• Task brief: Repeat every one of the records below word for word, with nothing changed.

• Input material:
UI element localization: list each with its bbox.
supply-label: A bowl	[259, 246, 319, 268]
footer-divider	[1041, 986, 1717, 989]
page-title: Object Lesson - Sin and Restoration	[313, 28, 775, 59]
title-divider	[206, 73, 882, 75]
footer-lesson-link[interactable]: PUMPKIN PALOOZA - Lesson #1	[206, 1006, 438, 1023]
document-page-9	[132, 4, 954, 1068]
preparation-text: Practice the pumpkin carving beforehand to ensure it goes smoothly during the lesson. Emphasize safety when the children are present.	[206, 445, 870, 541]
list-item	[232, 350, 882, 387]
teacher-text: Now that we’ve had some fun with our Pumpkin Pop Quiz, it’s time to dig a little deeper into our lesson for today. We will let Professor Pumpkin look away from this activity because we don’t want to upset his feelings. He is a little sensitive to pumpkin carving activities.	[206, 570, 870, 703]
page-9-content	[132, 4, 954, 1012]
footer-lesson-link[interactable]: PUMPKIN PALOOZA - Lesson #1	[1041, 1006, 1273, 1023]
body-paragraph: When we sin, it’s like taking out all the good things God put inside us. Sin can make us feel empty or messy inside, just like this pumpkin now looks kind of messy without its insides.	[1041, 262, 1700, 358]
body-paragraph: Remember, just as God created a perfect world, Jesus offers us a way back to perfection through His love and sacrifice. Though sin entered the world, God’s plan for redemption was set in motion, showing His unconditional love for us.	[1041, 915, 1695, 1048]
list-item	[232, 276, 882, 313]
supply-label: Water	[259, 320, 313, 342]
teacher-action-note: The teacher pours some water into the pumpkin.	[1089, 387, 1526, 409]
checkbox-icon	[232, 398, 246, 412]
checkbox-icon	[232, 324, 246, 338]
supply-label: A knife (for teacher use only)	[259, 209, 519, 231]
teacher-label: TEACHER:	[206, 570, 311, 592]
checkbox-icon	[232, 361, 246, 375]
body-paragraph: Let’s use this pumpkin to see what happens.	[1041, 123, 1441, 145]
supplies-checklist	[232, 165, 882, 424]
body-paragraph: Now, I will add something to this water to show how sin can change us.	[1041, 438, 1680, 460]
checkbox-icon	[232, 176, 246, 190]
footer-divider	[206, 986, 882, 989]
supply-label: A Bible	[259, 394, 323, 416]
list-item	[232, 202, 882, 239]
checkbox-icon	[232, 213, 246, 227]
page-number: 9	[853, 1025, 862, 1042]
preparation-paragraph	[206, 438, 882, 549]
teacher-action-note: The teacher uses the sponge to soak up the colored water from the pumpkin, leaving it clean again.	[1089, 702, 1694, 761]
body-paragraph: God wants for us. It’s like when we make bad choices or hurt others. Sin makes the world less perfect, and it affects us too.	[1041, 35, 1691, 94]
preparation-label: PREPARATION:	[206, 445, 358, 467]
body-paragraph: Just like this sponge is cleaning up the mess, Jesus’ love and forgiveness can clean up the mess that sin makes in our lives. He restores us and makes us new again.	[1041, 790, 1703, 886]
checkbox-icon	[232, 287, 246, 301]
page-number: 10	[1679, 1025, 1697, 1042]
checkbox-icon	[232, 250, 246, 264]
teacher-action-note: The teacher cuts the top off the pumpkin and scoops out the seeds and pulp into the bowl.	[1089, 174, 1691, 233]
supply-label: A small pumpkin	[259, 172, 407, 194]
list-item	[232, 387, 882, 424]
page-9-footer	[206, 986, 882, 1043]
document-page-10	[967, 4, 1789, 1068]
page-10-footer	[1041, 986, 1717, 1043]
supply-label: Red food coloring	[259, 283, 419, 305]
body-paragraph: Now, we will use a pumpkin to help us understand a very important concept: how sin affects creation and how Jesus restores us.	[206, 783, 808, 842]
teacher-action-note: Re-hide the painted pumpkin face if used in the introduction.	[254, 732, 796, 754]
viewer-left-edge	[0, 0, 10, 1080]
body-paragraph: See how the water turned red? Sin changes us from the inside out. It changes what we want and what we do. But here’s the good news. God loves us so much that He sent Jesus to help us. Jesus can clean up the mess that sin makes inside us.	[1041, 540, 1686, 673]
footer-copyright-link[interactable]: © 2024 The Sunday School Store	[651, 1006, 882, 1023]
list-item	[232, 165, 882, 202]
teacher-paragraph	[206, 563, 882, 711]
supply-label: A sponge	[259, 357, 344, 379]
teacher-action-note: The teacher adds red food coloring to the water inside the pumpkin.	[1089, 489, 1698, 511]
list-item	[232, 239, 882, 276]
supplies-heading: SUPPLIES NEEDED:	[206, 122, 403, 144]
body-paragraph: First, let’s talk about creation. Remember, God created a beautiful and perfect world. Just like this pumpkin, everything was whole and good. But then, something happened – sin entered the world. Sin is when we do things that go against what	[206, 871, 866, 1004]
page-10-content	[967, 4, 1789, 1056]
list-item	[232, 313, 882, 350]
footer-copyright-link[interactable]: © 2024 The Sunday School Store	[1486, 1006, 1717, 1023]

• Answer for the task:
UI element localization: list each with its bbox.
supply-label: A bowl	[259, 246, 319, 268]
footer-divider	[1041, 986, 1717, 989]
page-title: Object Lesson - Sin and Restoration	[313, 28, 775, 59]
title-divider	[206, 73, 882, 75]
footer-lesson-link[interactable]: PUMPKIN PALOOZA - Lesson #1	[206, 1006, 438, 1023]
document-page-9	[132, 4, 954, 1068]
preparation-text: Practice the pumpkin carving beforehand to ensure it goes smoothly during the lesson. Emphasize safety when the children are present.	[206, 445, 870, 541]
list-item	[232, 350, 882, 387]
teacher-text: Now that we’ve had some fun with our Pumpkin Pop Quiz, it’s time to dig a little deeper into our lesson for today. We will let Professor Pumpkin look away from this activity because we don’t want to upset his feelings. He is a little sensitive to pumpkin carving activities.	[206, 570, 870, 703]
page-9-content	[132, 4, 954, 1012]
footer-lesson-link[interactable]: PUMPKIN PALOOZA - Lesson #1	[1041, 1006, 1273, 1023]
body-paragraph: When we sin, it’s like taking out all the good things God put inside us. Sin can make us feel empty or messy inside, just like this pumpkin now looks kind of messy without its insides.	[1041, 262, 1700, 358]
body-paragraph: Remember, just as God created a perfect world, Jesus offers us a way back to perfection through His love and sacrifice. Though sin entered the world, God’s plan for redemption was set in motion, showing His unconditional love for us.	[1041, 915, 1695, 1048]
list-item	[232, 276, 882, 313]
supply-label: Water	[259, 320, 313, 342]
teacher-action-note: The teacher pours some water into the pumpkin.	[1089, 387, 1526, 409]
checkbox-icon	[232, 398, 246, 412]
checkbox-icon	[232, 324, 246, 338]
supply-label: A knife (for teacher use only)	[259, 209, 519, 231]
teacher-label: TEACHER:	[206, 570, 311, 592]
checkbox-icon	[232, 361, 246, 375]
body-paragraph: Let’s use this pumpkin to see what happens.	[1041, 123, 1441, 145]
supplies-checklist	[232, 165, 882, 424]
body-paragraph: Now, I will add something to this water to show how sin can change us.	[1041, 438, 1680, 460]
checkbox-icon	[232, 176, 246, 190]
footer-divider	[206, 986, 882, 989]
supply-label: A Bible	[259, 394, 323, 416]
list-item	[232, 202, 882, 239]
checkbox-icon	[232, 213, 246, 227]
page-number: 9	[853, 1025, 862, 1042]
preparation-paragraph	[206, 438, 882, 549]
teacher-action-note: The teacher uses the sponge to soak up the colored water from the pumpkin, leaving it clean again.	[1089, 702, 1694, 761]
body-paragraph: God wants for us. It’s like when we make bad choices or hurt others. Sin makes the world less perfect, and it affects us too.	[1041, 35, 1691, 94]
preparation-label: PREPARATION:	[206, 445, 358, 467]
body-paragraph: Just like this sponge is cleaning up the mess, Jesus’ love and forgiveness can clean up the mess that sin makes in our lives. He restores us and makes us new again.	[1041, 790, 1703, 886]
checkbox-icon	[232, 287, 246, 301]
page-number: 10	[1679, 1025, 1697, 1042]
checkbox-icon	[232, 250, 246, 264]
teacher-action-note: The teacher cuts the top off the pumpkin and scoops out the seeds and pulp into the bowl.	[1089, 174, 1691, 233]
supply-label: A small pumpkin	[259, 172, 407, 194]
list-item	[232, 387, 882, 424]
page-9-footer	[206, 986, 882, 1043]
document-page-10	[967, 4, 1789, 1068]
page-10-footer	[1041, 986, 1717, 1043]
supply-label: Red food coloring	[259, 283, 419, 305]
body-paragraph: Now, we will use a pumpkin to help us understand a very important concept: how sin affects creation and how Jesus restores us.	[206, 783, 808, 842]
teacher-action-note: Re-hide the painted pumpkin face if used in the introduction.	[254, 732, 796, 754]
viewer-left-edge	[0, 0, 10, 1080]
body-paragraph: See how the water turned red? Sin changes us from the inside out. It changes what we want and what we do. But here’s the good news. God loves us so much that He sent Jesus to help us. Jesus can clean up the mess that sin makes inside us.	[1041, 540, 1686, 673]
footer-copyright-link[interactable]: © 2024 The Sunday School Store	[651, 1006, 882, 1023]
list-item	[232, 165, 882, 202]
teacher-paragraph	[206, 563, 882, 711]
supply-label: A sponge	[259, 357, 344, 379]
teacher-action-note: The teacher adds red food coloring to the water inside the pumpkin.	[1089, 489, 1698, 511]
list-item	[232, 239, 882, 276]
supplies-heading: SUPPLIES NEEDED:	[206, 122, 403, 144]
body-paragraph: First, let’s talk about creation. Remember, God created a beautiful and perfect world. Just like this pumpkin, everything was whole and good. But then, something happened – sin entered the world. Sin is when we do things that go against what	[206, 871, 866, 1004]
page-10-content	[967, 4, 1789, 1056]
list-item	[232, 313, 882, 350]
footer-copyright-link[interactable]: © 2024 The Sunday School Store	[1486, 1006, 1717, 1023]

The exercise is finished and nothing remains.